Data records
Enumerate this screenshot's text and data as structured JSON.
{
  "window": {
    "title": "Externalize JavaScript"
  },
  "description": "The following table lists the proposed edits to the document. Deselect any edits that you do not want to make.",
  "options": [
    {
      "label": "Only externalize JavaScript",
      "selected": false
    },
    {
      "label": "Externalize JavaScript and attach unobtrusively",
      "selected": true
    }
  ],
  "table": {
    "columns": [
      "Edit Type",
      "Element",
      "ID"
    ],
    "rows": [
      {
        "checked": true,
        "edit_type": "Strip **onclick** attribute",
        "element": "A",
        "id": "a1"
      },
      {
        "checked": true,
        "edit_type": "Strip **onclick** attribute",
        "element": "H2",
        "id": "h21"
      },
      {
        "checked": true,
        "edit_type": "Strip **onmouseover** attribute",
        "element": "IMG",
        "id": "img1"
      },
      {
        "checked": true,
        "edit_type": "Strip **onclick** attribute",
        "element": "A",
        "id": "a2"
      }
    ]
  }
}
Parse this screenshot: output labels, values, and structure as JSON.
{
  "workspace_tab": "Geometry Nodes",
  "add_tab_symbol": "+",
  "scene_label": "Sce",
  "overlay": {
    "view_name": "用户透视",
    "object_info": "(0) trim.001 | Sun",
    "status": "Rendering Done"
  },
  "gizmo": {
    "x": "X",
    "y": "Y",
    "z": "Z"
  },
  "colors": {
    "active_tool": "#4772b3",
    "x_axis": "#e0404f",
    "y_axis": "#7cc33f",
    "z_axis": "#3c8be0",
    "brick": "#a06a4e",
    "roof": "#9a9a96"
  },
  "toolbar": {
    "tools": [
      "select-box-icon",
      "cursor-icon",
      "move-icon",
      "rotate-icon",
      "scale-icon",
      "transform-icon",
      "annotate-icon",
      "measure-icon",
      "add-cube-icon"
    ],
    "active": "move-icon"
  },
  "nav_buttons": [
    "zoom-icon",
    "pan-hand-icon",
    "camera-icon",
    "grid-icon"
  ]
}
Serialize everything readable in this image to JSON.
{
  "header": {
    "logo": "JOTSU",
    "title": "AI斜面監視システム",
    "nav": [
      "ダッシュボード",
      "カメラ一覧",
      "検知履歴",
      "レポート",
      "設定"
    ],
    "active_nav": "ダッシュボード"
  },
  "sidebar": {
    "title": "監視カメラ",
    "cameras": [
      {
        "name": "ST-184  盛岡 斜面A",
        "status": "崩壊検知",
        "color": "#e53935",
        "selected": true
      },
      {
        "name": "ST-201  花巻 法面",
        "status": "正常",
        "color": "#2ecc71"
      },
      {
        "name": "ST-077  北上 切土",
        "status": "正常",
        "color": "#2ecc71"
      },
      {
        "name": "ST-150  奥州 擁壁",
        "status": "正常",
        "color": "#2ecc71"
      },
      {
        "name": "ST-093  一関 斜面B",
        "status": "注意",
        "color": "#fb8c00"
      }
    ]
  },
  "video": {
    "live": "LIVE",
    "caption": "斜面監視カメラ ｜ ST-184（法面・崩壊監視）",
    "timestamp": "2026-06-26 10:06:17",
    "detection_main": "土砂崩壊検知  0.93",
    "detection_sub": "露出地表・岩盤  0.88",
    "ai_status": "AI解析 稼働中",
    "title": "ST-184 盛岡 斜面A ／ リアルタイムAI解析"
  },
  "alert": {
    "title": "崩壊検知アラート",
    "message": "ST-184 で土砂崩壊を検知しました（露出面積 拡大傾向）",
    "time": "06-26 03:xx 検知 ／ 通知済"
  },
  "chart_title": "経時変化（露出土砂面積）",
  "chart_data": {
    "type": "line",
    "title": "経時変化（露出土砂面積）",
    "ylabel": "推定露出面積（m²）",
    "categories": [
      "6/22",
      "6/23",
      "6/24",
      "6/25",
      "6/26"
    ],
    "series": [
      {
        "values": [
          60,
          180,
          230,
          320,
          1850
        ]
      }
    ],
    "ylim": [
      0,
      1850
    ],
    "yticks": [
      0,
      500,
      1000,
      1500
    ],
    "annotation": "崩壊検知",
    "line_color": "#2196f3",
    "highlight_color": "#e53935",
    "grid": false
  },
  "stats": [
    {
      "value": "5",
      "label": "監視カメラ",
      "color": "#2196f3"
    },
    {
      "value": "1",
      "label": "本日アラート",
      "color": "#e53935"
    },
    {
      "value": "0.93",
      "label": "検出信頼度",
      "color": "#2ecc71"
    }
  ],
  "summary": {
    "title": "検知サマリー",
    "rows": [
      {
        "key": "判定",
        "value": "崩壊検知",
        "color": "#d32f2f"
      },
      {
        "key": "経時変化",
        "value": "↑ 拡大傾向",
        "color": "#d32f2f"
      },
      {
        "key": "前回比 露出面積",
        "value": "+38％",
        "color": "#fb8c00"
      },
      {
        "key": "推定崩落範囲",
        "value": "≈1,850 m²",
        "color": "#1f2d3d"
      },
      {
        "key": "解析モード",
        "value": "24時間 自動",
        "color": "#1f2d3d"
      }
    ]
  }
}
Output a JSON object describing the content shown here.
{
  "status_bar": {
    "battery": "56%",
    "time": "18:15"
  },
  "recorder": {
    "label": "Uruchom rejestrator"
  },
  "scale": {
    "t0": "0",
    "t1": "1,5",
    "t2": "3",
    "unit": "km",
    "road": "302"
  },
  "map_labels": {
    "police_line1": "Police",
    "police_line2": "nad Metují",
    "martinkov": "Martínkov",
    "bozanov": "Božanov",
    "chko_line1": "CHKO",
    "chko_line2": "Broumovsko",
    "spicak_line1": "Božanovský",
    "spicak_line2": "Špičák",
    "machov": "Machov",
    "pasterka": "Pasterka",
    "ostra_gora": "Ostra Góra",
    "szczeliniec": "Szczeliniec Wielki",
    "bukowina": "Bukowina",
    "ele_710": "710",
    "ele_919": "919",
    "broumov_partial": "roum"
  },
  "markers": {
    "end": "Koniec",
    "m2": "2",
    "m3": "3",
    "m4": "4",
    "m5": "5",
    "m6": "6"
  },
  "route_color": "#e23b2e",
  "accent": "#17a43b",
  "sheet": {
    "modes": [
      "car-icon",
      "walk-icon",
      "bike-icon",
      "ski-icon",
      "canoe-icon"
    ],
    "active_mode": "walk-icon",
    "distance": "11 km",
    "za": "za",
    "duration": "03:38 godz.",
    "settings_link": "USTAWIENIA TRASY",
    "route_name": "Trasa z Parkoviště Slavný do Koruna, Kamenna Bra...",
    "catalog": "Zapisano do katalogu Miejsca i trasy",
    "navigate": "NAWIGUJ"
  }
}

Work to complete. Faithfully copy every entry, leaving nothing out.

Exercise response.
Enumerate this screenshot's text and data as structured JSON.
{
  "window": {
    "title": "Externalize JavaScript"
  },
  "description": "The following table lists the proposed edits to the document. Deselect any edits that you do not want to make.",
  "options": [
    {
      "label": "Only externalize JavaScript",
      "selected": false
    },
    {
      "label": "Externalize JavaScript and attach unobtrusively",
      "selected": true
    }
  ],
  "table": {
    "columns": [
      "Edit Type",
      "Element",
      "ID"
    ],
    "rows": [
      {
        "checked": true,
        "edit_type": "Strip **onclick** attribute",
        "element": "A",
        "id": "a1"
      },
      {
        "checked": true,
        "edit_type": "Strip **onclick** attribute",
        "element": "H2",
        "id": "h21"
      },
      {
        "checked": true,
        "edit_type": "Strip **onmouseover** attribute",
        "element": "IMG",
        "id": "img1"
      },
      {
        "checked": true,
        "edit_type": "Strip **onclick** attribute",
        "element": "A",
        "id": "a2"
      }
    ]
  }
}
Parse this screenshot: output labels, values, and structure as JSON.
{
  "workspace_tab": "Geometry Nodes",
  "add_tab_symbol": "+",
  "scene_label": "Sce",
  "overlay": {
    "view_name": "用户透视",
    "object_info": "(0) trim.001 | Sun",
    "status": "Rendering Done"
  },
  "gizmo": {
    "x": "X",
    "y": "Y",
    "z": "Z"
  },
  "colors": {
    "active_tool": "#4772b3",
    "x_axis": "#e0404f",
    "y_axis": "#7cc33f",
    "z_axis": "#3c8be0",
    "brick": "#a06a4e",
    "roof": "#9a9a96"
  },
  "toolbar": {
    "tools": [
      "select-box-icon",
      "cursor-icon",
      "move-icon",
      "rotate-icon",
      "scale-icon",
      "transform-icon",
      "annotate-icon",
      "measure-icon",
      "add-cube-icon"
    ],
    "active": "move-icon"
  },
  "nav_buttons": [
    "zoom-icon",
    "pan-hand-icon",
    "camera-icon",
    "grid-icon"
  ]
}
Serialize everything readable in this image to JSON.
{
  "header": {
    "logo": "JOTSU",
    "title": "AI斜面監視システム",
    "nav": [
      "ダッシュボード",
      "カメラ一覧",
      "検知履歴",
      "レポート",
      "設定"
    ],
    "active_nav": "ダッシュボード"
  },
  "sidebar": {
    "title": "監視カメラ",
    "cameras": [
      {
        "name": "ST-184  盛岡 斜面A",
        "status": "崩壊検知",
        "color": "#e53935",
        "selected": true
      },
      {
        "name": "ST-201  花巻 法面",
        "status": "正常",
        "color": "#2ecc71"
      },
      {
        "name": "ST-077  北上 切土",
        "status": "正常",
        "color": "#2ecc71"
      },
      {
        "name": "ST-150  奥州 擁壁",
        "status": "正常",
        "color": "#2ecc71"
      },
      {
        "name": "ST-093  一関 斜面B",
        "status": "注意",
        "color": "#fb8c00"
      }
    ]
  },
  "video": {
    "live": "LIVE",
    "caption": "斜面監視カメラ ｜ ST-184（法面・崩壊監視）",
    "timestamp": "2026-06-26 10:06:17",
    "detection_main": "土砂崩壊検知  0.93",
    "detection_sub": "露出地表・岩盤  0.88",
    "ai_status": "AI解析 稼働中",
    "title": "ST-184 盛岡 斜面A ／ リアルタイムAI解析"
  },
  "alert": {
    "title": "崩壊検知アラート",
    "message": "ST-184 で土砂崩壊を検知しました（露出面積 拡大傾向）",
    "time": "06-26 03:xx 検知 ／ 通知済"
  },
  "chart_title": "経時変化（露出土砂面積）",
  "chart_data": {
    "type": "line",
    "title": "経時変化（露出土砂面積）",
    "ylabel": "推定露出面積（m²）",
    "categories": [
      "6/22",
      "6/23",
      "6/24",
      "6/25",
      "6/26"
    ],
    "series": [
      {
        "values": [
          60,
          180,
          230,
          320,
          1850
        ]
      }
    ],
    "ylim": [
      0,
      1850
    ],
    "yticks": [
      0,
      500,
      1000,
      1500
    ],
    "annotation": "崩壊検知",
    "line_color": "#2196f3",
    "highlight_color": "#e53935",
    "grid": false
  },
  "stats": [
    {
      "value": "5",
      "label": "監視カメラ",
      "color": "#2196f3"
    },
    {
      "value": "1",
      "label": "本日アラート",
      "color": "#e53935"
    },
    {
      "value": "0.93",
      "label": "検出信頼度",
      "color": "#2ecc71"
    }
  ],
  "summary": {
    "title": "検知サマリー",
    "rows": [
      {
        "key": "判定",
        "value": "崩壊検知",
        "color": "#d32f2f"
      },
      {
        "key": "経時変化",
        "value": "↑ 拡大傾向",
        "color": "#d32f2f"
      },
      {
        "key": "前回比 露出面積",
        "value": "+38％",
        "color": "#fb8c00"
      },
      {
        "key": "推定崩落範囲",
        "value": "≈1,850 m²",
        "color": "#1f2d3d"
      },
      {
        "key": "解析モード",
        "value": "24時間 自動",
        "color": "#1f2d3d"
      }
    ]
  }
}
Output a JSON object describing the content shown here.
{
  "status_bar": {
    "battery": "56%",
    "time": "18:15"
  },
  "recorder": {
    "label": "Uruchom rejestrator"
  },
  "scale": {
    "t0": "0",
    "t1": "1,5",
    "t2": "3",
    "unit": "km",
    "road": "302"
  },
  "map_labels": {
    "police_line1": "Police",
    "police_line2": "nad Metují",
    "martinkov": "Martínkov",
    "bozanov": "Božanov",
    "chko_line1": "CHKO",
    "chko_line2": "Broumovsko",
    "spicak_line1": "Božanovský",
    "spicak_line2": "Špičák",
    "machov": "Machov",
    "pasterka": "Pasterka",
    "ostra_gora": "Ostra Góra",
    "szczeliniec": "Szczeliniec Wielki",
    "bukowina": "Bukowina",
    "ele_710": "710",
    "ele_919": "919",
    "broumov_partial": "roum"
  },
  "markers": {
    "end": "Koniec",
    "m2": "2",
    "m3": "3",
    "m4": "4",
    "m5": "5",
    "m6": "6"
  },
  "route_color": "#e23b2e",
  "accent": "#17a43b",
  "sheet": {
    "modes": [
      "car-icon",
      "walk-icon",
      "bike-icon",
      "ski-icon",
      "canoe-icon"
    ],
    "active_mode": "walk-icon",
    "distance": "11 km",
    "za": "za",
    "duration": "03:38 godz.",
    "settings_link": "USTAWIENIA TRASY",
    "route_name": "Trasa z Parkoviště Slavný do Koruna, Kamenna Bra...",
    "catalog": "Zapisano do katalogu Miejsca i trasy",
    "navigate": "NAWIGUJ"
  }
}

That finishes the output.